_Goal of the exercise_
Copy each line of the entries that contains the word "label".

_Provided records_
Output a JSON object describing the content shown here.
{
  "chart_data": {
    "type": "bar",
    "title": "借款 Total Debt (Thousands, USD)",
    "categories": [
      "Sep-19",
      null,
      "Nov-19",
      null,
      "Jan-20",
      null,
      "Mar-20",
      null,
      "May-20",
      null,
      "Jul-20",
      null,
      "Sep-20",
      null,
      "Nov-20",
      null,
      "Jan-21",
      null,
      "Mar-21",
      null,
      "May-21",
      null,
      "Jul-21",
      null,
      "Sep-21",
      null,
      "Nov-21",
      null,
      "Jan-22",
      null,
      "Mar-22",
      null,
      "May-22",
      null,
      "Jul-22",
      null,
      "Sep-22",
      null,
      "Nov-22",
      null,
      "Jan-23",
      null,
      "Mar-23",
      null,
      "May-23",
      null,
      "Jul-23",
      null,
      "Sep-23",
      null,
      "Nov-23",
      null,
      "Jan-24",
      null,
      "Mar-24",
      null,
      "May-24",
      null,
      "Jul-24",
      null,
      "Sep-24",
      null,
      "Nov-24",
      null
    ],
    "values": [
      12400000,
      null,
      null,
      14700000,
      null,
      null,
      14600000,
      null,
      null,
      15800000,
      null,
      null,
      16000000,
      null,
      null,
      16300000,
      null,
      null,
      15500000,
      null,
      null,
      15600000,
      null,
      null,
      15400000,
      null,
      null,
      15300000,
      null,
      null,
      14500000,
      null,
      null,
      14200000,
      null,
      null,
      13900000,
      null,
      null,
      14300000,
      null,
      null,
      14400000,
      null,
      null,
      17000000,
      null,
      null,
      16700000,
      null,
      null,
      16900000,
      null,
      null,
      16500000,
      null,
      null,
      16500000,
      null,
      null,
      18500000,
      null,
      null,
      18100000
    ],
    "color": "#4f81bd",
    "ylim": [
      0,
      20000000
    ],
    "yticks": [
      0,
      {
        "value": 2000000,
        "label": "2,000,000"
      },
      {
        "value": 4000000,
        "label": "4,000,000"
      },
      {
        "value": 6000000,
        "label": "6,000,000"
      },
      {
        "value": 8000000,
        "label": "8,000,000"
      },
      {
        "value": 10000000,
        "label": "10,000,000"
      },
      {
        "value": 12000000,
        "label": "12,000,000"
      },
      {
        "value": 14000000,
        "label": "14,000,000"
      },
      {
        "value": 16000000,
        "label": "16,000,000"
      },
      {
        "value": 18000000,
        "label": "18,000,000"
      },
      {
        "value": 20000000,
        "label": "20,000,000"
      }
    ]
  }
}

_Expected answer_
        "label": "2,000,000"
        "label": "4,000,000"
        "label": "6,000,000"
        "label": "8,000,000"
        "label": "10,000,000"
        "label": "12,000,000"
        "label": "14,000,000"
        "label": "16,000,000"
        "label": "18,000,000"
        "label": "20,000,000"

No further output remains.